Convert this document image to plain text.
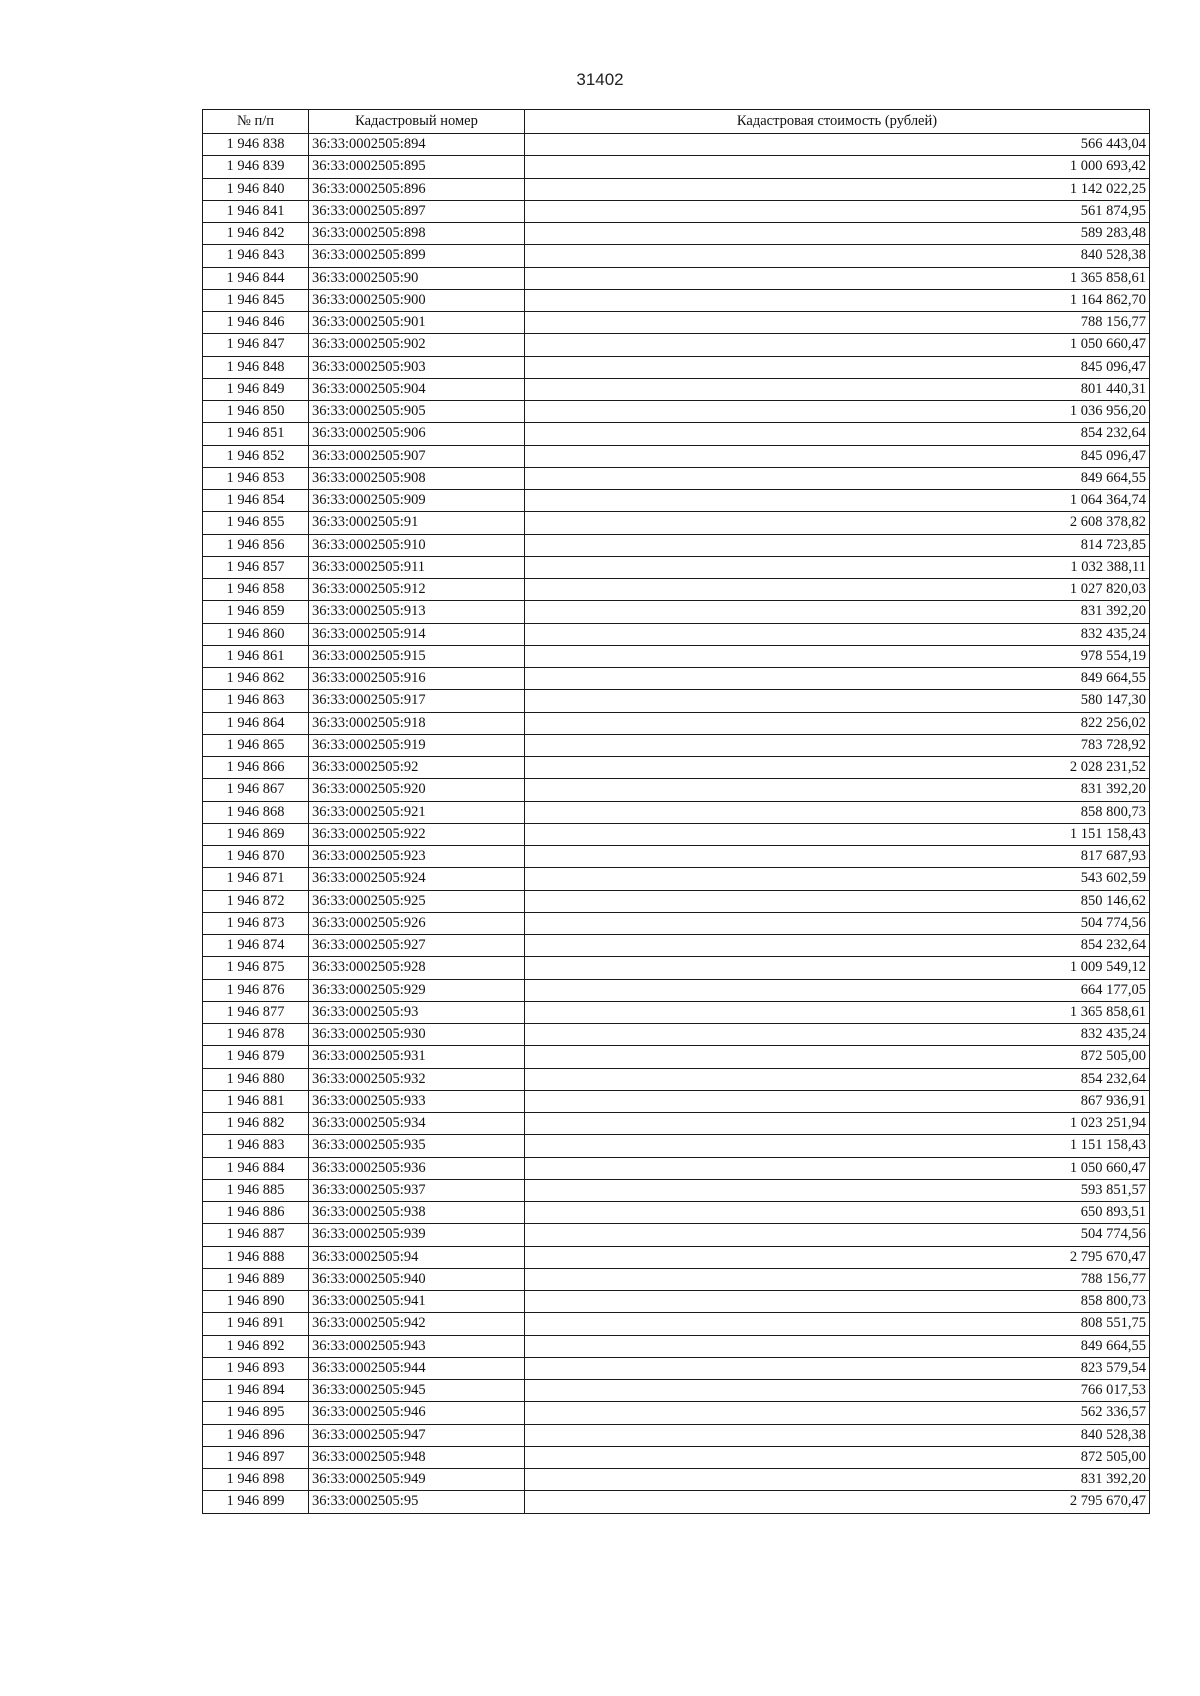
31402
№ п/п	Кадастровый номер	Кадастровая стоимость (рублей)
1 946 838	36:33:0002505:894	566 443,04
1 946 839	36:33:0002505:895	1 000 693,42
1 946 840	36:33:0002505:896	1 142 022,25
1 946 841	36:33:0002505:897	561 874,95
1 946 842	36:33:0002505:898	589 283,48
1 946 843	36:33:0002505:899	840 528,38
1 946 844	36:33:0002505:90	1 365 858,61
1 946 845	36:33:0002505:900	1 164 862,70
1 946 846	36:33:0002505:901	788 156,77
1 946 847	36:33:0002505:902	1 050 660,47
1 946 848	36:33:0002505:903	845 096,47
1 946 849	36:33:0002505:904	801 440,31
1 946 850	36:33:0002505:905	1 036 956,20
1 946 851	36:33:0002505:906	854 232,64
1 946 852	36:33:0002505:907	845 096,47
1 946 853	36:33:0002505:908	849 664,55
1 946 854	36:33:0002505:909	1 064 364,74
1 946 855	36:33:0002505:91	2 608 378,82
1 946 856	36:33:0002505:910	814 723,85
1 946 857	36:33:0002505:911	1 032 388,11
1 946 858	36:33:0002505:912	1 027 820,03
1 946 859	36:33:0002505:913	831 392,20
1 946 860	36:33:0002505:914	832 435,24
1 946 861	36:33:0002505:915	978 554,19
1 946 862	36:33:0002505:916	849 664,55
1 946 863	36:33:0002505:917	580 147,30
1 946 864	36:33:0002505:918	822 256,02
1 946 865	36:33:0002505:919	783 728,92
1 946 866	36:33:0002505:92	2 028 231,52
1 946 867	36:33:0002505:920	831 392,20
1 946 868	36:33:0002505:921	858 800,73
1 946 869	36:33:0002505:922	1 151 158,43
1 946 870	36:33:0002505:923	817 687,93
1 946 871	36:33:0002505:924	543 602,59
1 946 872	36:33:0002505:925	850 146,62
1 946 873	36:33:0002505:926	504 774,56
1 946 874	36:33:0002505:927	854 232,64
1 946 875	36:33:0002505:928	1 009 549,12
1 946 876	36:33:0002505:929	664 177,05
1 946 877	36:33:0002505:93	1 365 858,61
1 946 878	36:33:0002505:930	832 435,24
1 946 879	36:33:0002505:931	872 505,00
1 946 880	36:33:0002505:932	854 232,64
1 946 881	36:33:0002505:933	867 936,91
1 946 882	36:33:0002505:934	1 023 251,94
1 946 883	36:33:0002505:935	1 151 158,43
1 946 884	36:33:0002505:936	1 050 660,47
1 946 885	36:33:0002505:937	593 851,57
1 946 886	36:33:0002505:938	650 893,51
1 946 887	36:33:0002505:939	504 774,56
1 946 888	36:33:0002505:94	2 795 670,47
1 946 889	36:33:0002505:940	788 156,77
1 946 890	36:33:0002505:941	858 800,73
1 946 891	36:33:0002505:942	808 551,75
1 946 892	36:33:0002505:943	849 664,55
1 946 893	36:33:0002505:944	823 579,54
1 946 894	36:33:0002505:945	766 017,53
1 946 895	36:33:0002505:946	562 336,57
1 946 896	36:33:0002505:947	840 528,38
1 946 897	36:33:0002505:948	872 505,00
1 946 898	36:33:0002505:949	831 392,20
1 946 899	36:33:0002505:95	2 795 670,47
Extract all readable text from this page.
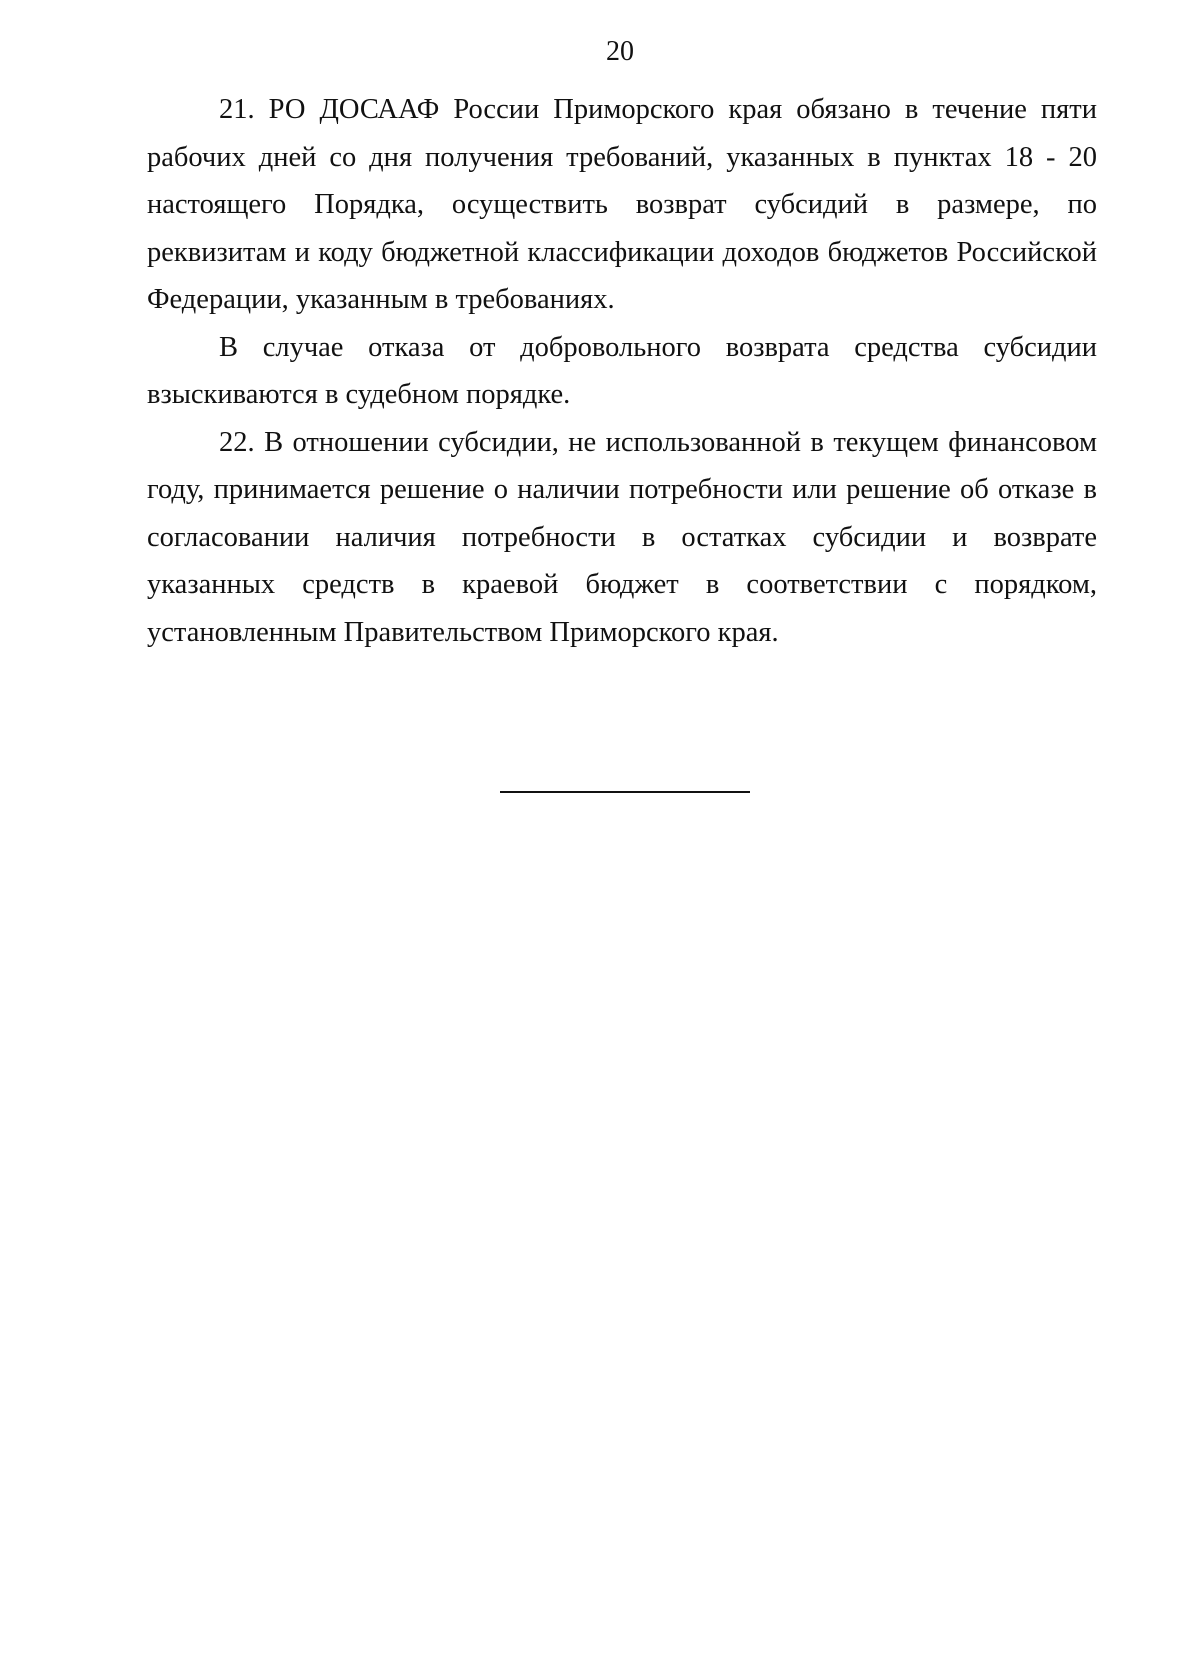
20

21. РО ДОСААФ России Приморского края обязано в течение пяти рабочих дней со дня получения требований, указанных в пунктах 18 - 20 настоящего Порядка, осуществить возврат субсидий в размере, по реквизитам и коду бюджетной классификации доходов бюджетов Российской Федерации, указанным в требованиях.

В случае отказа от добровольного возврата средства субсидии взыскиваются в судебном порядке.

22. В отношении субсидии, не использованной в текущем финансовом году, принимается решение о наличии потребности или решение об отказе в согласовании наличия потребности в остатках субсидии и возврате указанных средств в краевой бюджет в соответствии с порядком, установленным Правительством Приморского края.
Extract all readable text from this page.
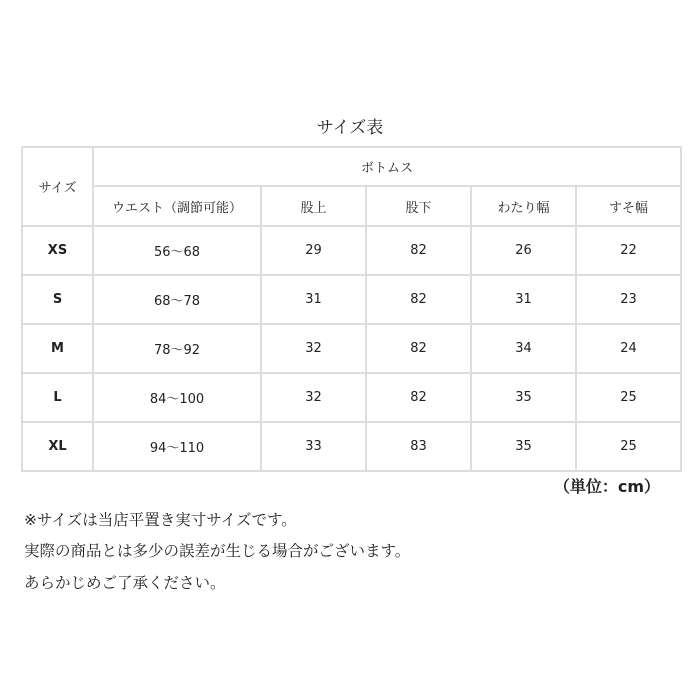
サイズ表
サイズ	ボトムス				
	ウエスト（調節可能）	股上	股下	わたり幅	すそ幅
XS	56～68	29	82	26	22
S	68～78	31	82	31	23
M	78～92	32	82	34	24
L	84～100	32	82	35	25
XL	94～110	33	83	35	25
（単位：cm）
※サイズは当店平置き実寸サイズです。
実際の商品とは多少の誤差が生じる場合がございます。
あらかじめご了承ください。
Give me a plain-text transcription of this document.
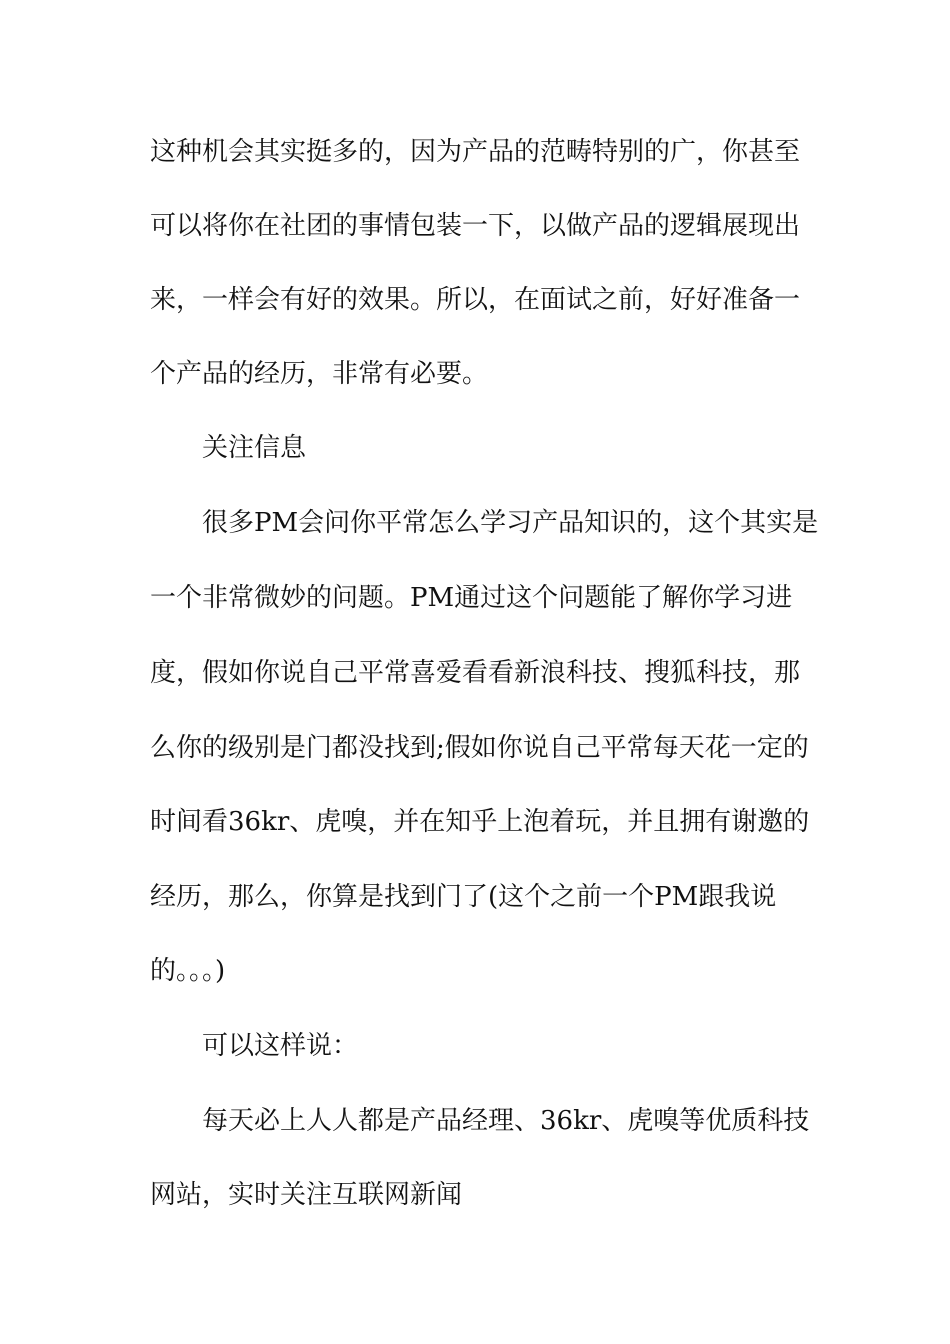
这种机会其实挺多的，因为产品的范畴特别的广，你甚至

可以将你在社团的事情包装一下，以做产品的逻辑展现出

来，一样会有好的效果。所以，在面试之前，好好准备一

个产品的经历，非常有必要。

关注信息

很多PM会问你平常怎么学习产品知识的，这个其实是

一个非常微妙的问题。PM通过这个问题能了解你学习进

度，假如你说自己平常喜爱看看新浪科技、搜狐科技，那

么你的级别是门都没找到;假如你说自己平常每天花一定的

时间看36kr、虎嗅，并在知乎上泡着玩，并且拥有谢邀的

经历，那么，你算是找到门了(这个之前一个PM跟我说

的。。。)

可以这样说：

每天必上人人都是产品经理、36kr、虎嗅等优质科技

网站，实时关注互联网新闻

++++++++++++++++++++

DO THIS: Choose all lines containing the string "субсидии" and copy them out.

SOLUTION TO THE EXERCISE:
В случае отказа от добровольного возврата средства субсидии взыскиваются в судебном порядке.
22. В отношении субсидии, не использованной в текущем финансовом году, принимается решение о наличии потребности или решение об отказе в согласовании наличия потребности в остатках субсидии и возврате указанных средств в краевой бюджет в соответствии с порядком, установленным Правительством Приморского края.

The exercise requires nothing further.